◆ The request ◆
What follows is a listing. Return every line of it exactly.

◆ Data supplied ◆
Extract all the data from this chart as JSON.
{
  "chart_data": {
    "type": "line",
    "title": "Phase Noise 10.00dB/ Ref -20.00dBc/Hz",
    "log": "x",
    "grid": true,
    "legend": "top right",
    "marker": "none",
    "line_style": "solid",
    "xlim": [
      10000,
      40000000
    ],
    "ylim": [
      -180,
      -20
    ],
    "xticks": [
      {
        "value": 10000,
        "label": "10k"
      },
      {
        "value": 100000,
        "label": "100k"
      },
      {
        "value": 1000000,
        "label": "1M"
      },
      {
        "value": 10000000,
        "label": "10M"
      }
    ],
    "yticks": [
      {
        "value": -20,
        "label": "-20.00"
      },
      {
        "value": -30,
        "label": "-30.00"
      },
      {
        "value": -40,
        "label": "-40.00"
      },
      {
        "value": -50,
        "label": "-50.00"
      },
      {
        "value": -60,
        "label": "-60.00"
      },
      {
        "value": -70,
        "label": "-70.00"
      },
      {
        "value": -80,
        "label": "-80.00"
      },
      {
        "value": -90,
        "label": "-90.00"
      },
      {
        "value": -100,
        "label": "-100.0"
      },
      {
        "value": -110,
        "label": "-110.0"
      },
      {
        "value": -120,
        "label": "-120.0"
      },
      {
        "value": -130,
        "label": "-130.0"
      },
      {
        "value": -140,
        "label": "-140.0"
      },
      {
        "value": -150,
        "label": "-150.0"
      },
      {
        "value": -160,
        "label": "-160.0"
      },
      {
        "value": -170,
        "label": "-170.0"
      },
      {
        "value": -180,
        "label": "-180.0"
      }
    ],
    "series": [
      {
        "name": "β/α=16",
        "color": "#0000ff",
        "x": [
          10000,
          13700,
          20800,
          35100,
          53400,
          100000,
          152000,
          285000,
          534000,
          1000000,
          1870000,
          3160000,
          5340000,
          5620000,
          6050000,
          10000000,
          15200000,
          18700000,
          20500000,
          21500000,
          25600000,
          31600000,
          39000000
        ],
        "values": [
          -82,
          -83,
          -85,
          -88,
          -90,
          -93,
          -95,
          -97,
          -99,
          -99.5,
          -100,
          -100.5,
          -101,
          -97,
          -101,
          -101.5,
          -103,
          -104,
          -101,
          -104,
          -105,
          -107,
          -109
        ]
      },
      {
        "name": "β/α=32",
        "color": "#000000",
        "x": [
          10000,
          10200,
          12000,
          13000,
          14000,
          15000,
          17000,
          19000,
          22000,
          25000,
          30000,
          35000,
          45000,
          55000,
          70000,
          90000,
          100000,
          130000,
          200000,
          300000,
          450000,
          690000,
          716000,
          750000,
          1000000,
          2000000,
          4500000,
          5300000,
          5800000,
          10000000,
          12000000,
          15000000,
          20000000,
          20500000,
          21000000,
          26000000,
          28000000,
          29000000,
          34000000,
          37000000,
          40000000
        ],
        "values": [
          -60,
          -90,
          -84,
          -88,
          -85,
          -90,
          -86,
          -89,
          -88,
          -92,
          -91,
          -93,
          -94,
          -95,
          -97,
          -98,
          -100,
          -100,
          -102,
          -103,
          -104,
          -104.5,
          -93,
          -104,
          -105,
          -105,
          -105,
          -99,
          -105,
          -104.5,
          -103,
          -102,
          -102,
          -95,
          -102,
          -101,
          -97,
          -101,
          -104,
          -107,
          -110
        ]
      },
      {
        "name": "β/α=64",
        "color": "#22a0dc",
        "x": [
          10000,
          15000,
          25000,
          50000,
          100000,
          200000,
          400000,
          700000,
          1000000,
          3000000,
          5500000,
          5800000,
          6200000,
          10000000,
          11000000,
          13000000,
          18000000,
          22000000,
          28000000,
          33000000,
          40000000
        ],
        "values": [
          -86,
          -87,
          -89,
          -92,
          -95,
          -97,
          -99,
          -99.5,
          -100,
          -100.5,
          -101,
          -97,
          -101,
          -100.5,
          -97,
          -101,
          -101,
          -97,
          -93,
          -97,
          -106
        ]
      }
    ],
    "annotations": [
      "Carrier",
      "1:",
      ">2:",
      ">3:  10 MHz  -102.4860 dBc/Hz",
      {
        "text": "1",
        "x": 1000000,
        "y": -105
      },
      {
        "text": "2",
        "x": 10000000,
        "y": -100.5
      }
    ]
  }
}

◆ Reply ◆
Extract all the data from this chart as JSON.
{
  "chart_data": {
    "type": "line",
    "title": "Phase Noise 10.00dB/ Ref -20.00dBc/Hz",
    "log": "x",
    "grid": true,
    "legend": "top right",
    "marker": "none",
    "line_style": "solid",
    "xlim": [
      10000,
      40000000
    ],
    "ylim": [
      -180,
      -20
    ],
    "xticks": [
      {
        "value": 10000,
        "label": "10k"
      },
      {
        "value": 100000,
        "label": "100k"
      },
      {
        "value": 1000000,
        "label": "1M"
      },
      {
        "value": 10000000,
        "label": "10M"
      }
    ],
    "yticks": [
      {
        "value": -20,
        "label": "-20.00"
      },
      {
        "value": -30,
        "label": "-30.00"
      },
      {
        "value": -40,
        "label": "-40.00"
      },
      {
        "value": -50,
        "label": "-50.00"
      },
      {
        "value": -60,
        "label": "-60.00"
      },
      {
        "value": -70,
        "label": "-70.00"
      },
      {
        "value": -80,
        "label": "-80.00"
      },
      {
        "value": -90,
        "label": "-90.00"
      },
      {
        "value": -100,
        "label": "-100.0"
      },
      {
        "value": -110,
        "label": "-110.0"
      },
      {
        "value": -120,
        "label": "-120.0"
      },
      {
        "value": -130,
        "label": "-130.0"
      },
      {
        "value": -140,
        "label": "-140.0"
      },
      {
        "value": -150,
        "label": "-150.0"
      },
      {
        "value": -160,
        "label": "-160.0"
      },
      {
        "value": -170,
        "label": "-170.0"
      },
      {
        "value": -180,
        "label": "-180.0"
      }
    ],
    "series": [
      {
        "name": "β/α=16",
        "color": "#0000ff",
        "x": [
          10000,
          13700,
          20800,
          35100,
          53400,
          100000,
          152000,
          285000,
          534000,
          1000000,
          1870000,
          3160000,
          5340000,
          5620000,
          6050000,
          10000000,
          15200000,
          18700000,
          20500000,
          21500000,
          25600000,
          31600000,
          39000000
        ],
        "values": [
          -82,
          -83,
          -85,
          -88,
          -90,
          -93,
          -95,
          -97,
          -99,
          -99.5,
          -100,
          -100.5,
          -101,
          -97,
          -101,
          -101.5,
          -103,
          -104,
          -101,
          -104,
          -105,
          -107,
          -109
        ]
      },
      {
        "name": "β/α=32",
        "color": "#000000",
        "x": [
          10000,
          10200,
          12000,
          13000,
          14000,
          15000,
          17000,
          19000,
          22000,
          25000,
          30000,
          35000,
          45000,
          55000,
          70000,
          90000,
          100000,
          130000,
          200000,
          300000,
          450000,
          690000,
          716000,
          750000,
          1000000,
          2000000,
          4500000,
          5300000,
          5800000,
          10000000,
          12000000,
          15000000,
          20000000,
          20500000,
          21000000,
          26000000,
          28000000,
          29000000,
          34000000,
          37000000,
          40000000
        ],
        "values": [
          -60,
          -90,
          -84,
          -88,
          -85,
          -90,
          -86,
          -89,
          -88,
          -92,
          -91,
          -93,
          -94,
          -95,
          -97,
          -98,
          -100,
          -100,
          -102,
          -103,
          -104,
          -104.5,
          -93,
          -104,
          -105,
          -105,
          -105,
          -99,
          -105,
          -104.5,
          -103,
          -102,
          -102,
          -95,
          -102,
          -101,
          -97,
          -101,
          -104,
          -107,
          -110
        ]
      },
      {
        "name": "β/α=64",
        "color": "#22a0dc",
        "x": [
          10000,
          15000,
          25000,
          50000,
          100000,
          200000,
          400000,
          700000,
          1000000,
          3000000,
          5500000,
          5800000,
          6200000,
          10000000,
          11000000,
          13000000,
          18000000,
          22000000,
          28000000,
          33000000,
          40000000
        ],
        "values": [
          -86,
          -87,
          -89,
          -92,
          -95,
          -97,
          -99,
          -99.5,
          -100,
          -100.5,
          -101,
          -97,
          -101,
          -100.5,
          -97,
          -101,
          -101,
          -97,
          -93,
          -97,
          -106
        ]
      }
    ],
    "annotations": [
      "Carrier",
      "1:",
      ">2:",
      ">3:  10 MHz  -102.4860 dBc/Hz",
      {
        "text": "1",
        "x": 1000000,
        "y": -105
      },
      {
        "text": "2",
        "x": 10000000,
        "y": -100.5
      }
    ]
  }
}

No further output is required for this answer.